Exercise instructions
Identify every line containing the word "feature" and reproduce each one.

Records for this exercise
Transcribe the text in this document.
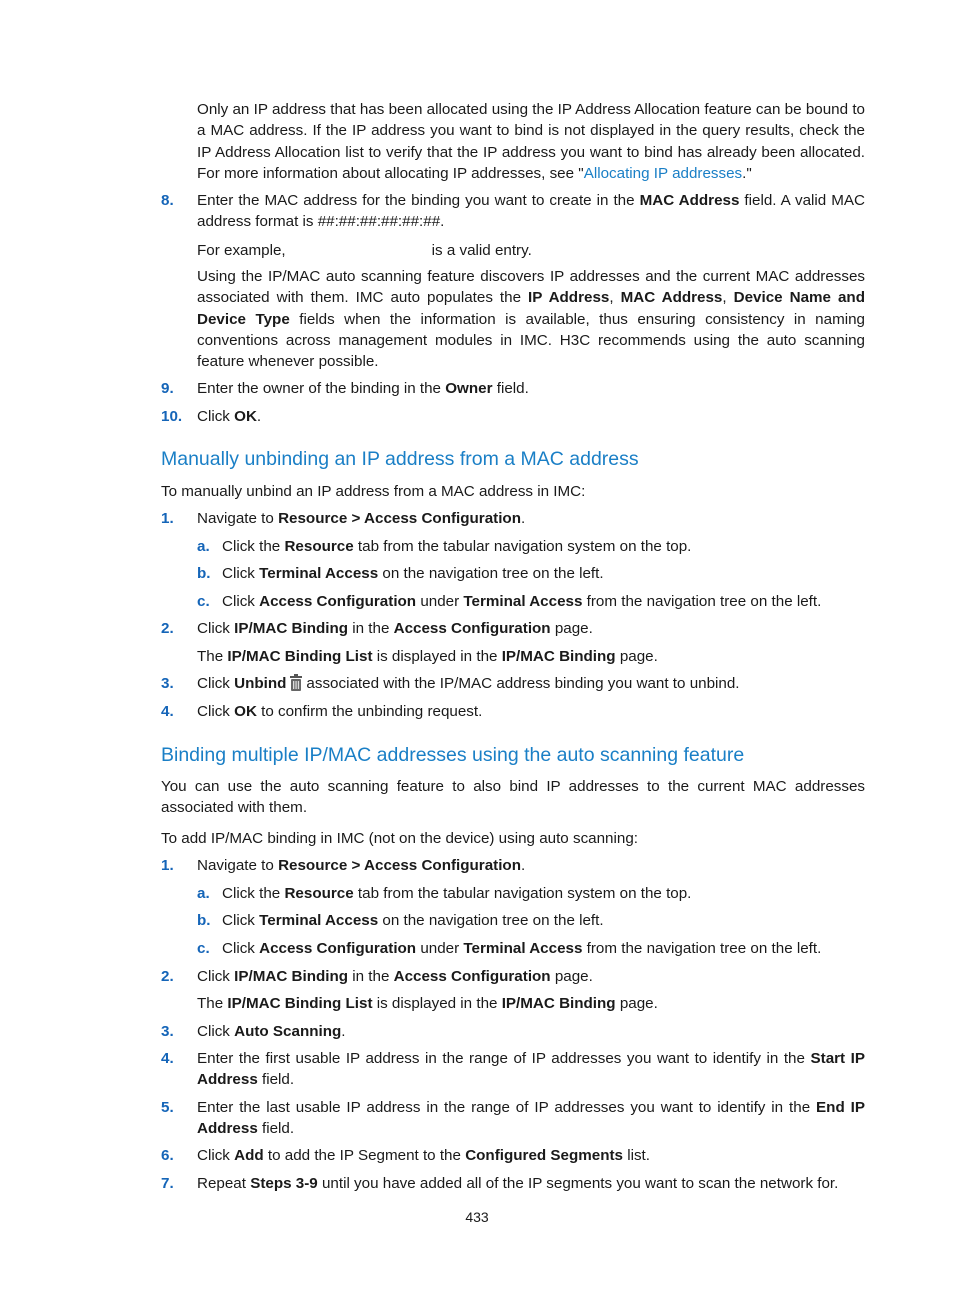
Only an IP address that has been allocated using the IP Address Allocation feature can be bound to a MAC address. If the IP address you want to bind is not displayed in the query results, check the IP Address Allocation list to verify that the IP address you want to bind has already been allocated. For more information about allocating IP addresses, see "Allocating IP addresses."

8. Enter the MAC address for the binding you want to create in the MAC Address field. A valid MAC address format is ##:##:##:##:##:##.

For example,	is a valid entry.

Using the IP/MAC auto scanning feature discovers IP addresses and the current MAC addresses associated with them. IMC auto populates the IP Address, MAC Address, Device Name and Device Type fields when the information is available, thus ensuring consistency in naming conventions across management modules in IMC. H3C recommends using the auto scanning feature whenever possible.

9. Enter the owner of the binding in the Owner field.

10. Click OK.

Manually unbinding an IP address from a MAC address

To manually unbind an IP address from a MAC address in IMC:

1. Navigate to Resource > Access Configuration.

a. Click the Resource tab from the tabular navigation system on the top.

b. Click Terminal Access on the navigation tree on the left.

c. Click Access Configuration under Terminal Access from the navigation tree on the left.

2. Click IP/MAC Binding in the Access Configuration page.

The IP/MAC Binding List is displayed in the IP/MAC Binding page.

3. Click Unbind associated with the IP/MAC address binding you want to unbind.

4. Click OK to confirm the unbinding request.

Binding multiple IP/MAC addresses using the auto scanning feature

You can use the auto scanning feature to also bind IP addresses to the current MAC addresses associated with them.

To add IP/MAC binding in IMC (not on the device) using auto scanning:

1. Navigate to Resource > Access Configuration.

a. Click the Resource tab from the tabular navigation system on the top.

b. Click Terminal Access on the navigation tree on the left.

c. Click Access Configuration under Terminal Access from the navigation tree on the left.

2. Click IP/MAC Binding in the Access Configuration page.

The IP/MAC Binding List is displayed in the IP/MAC Binding page.

3. Click Auto Scanning.

4. Enter the first usable IP address in the range of IP addresses you want to identify in the Start IP Address field.

5. Enter the last usable IP address in the range of IP addresses you want to identify in the End IP Address field.

6. Click Add to add the IP Segment to the Configured Segments list.

7. Repeat Steps 3-9 until you have added all of the IP segments you want to scan the network for.

433
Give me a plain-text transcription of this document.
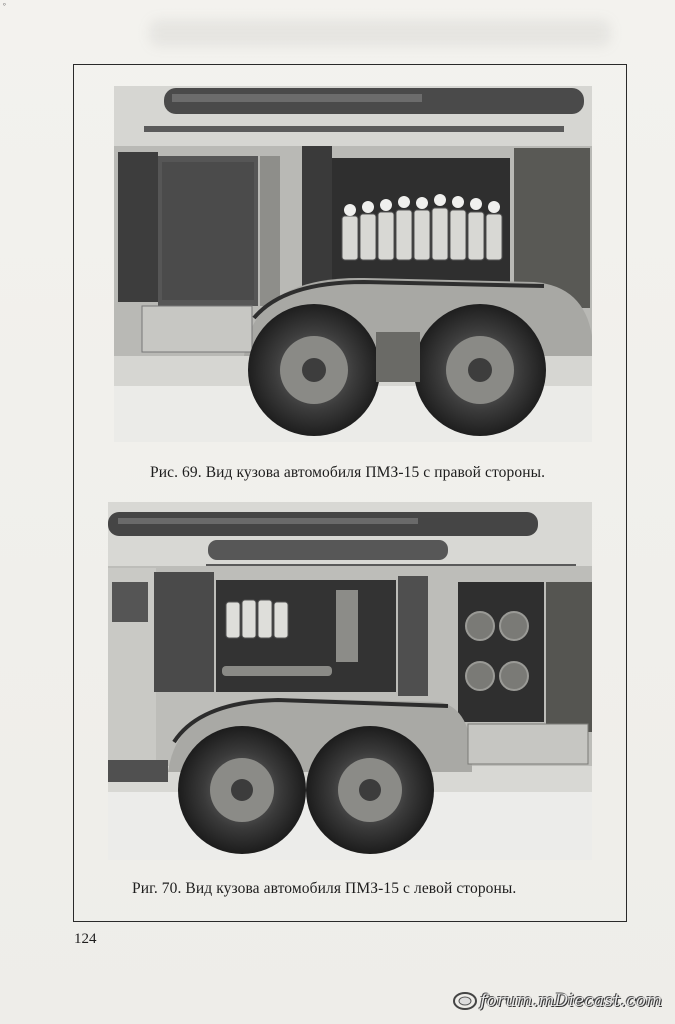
°
Рис. 69. Вид кузова автомобиля ПМЗ-15 с правой стороны.
Риг. 70. Вид кузова автомобиля ПМЗ-15 с левой стороны.
124
forum.mDiecast.com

Finished exercise
Only an IP address that has been allocated using the IP Address Allocation feature can be bound to a MAC address. If the IP address you want to bind is not displayed in the query results, check the IP Address Allocation list to verify that the IP address you want to bind has already been allocated. For more information about allocating IP addresses, see "Allocating IP addresses."
Using the IP/MAC auto scanning feature discovers IP addresses and the current MAC addresses associated with them. IMC auto populates the IP Address, MAC Address, Device Name and Device Type fields when the information is available, thus ensuring consistency in naming conventions across management modules in IMC. H3C recommends using the auto scanning feature whenever possible.
Binding multiple IP/MAC addresses using the auto scanning feature
You can use the auto scanning feature to also bind IP addresses to the current MAC addresses associated with them.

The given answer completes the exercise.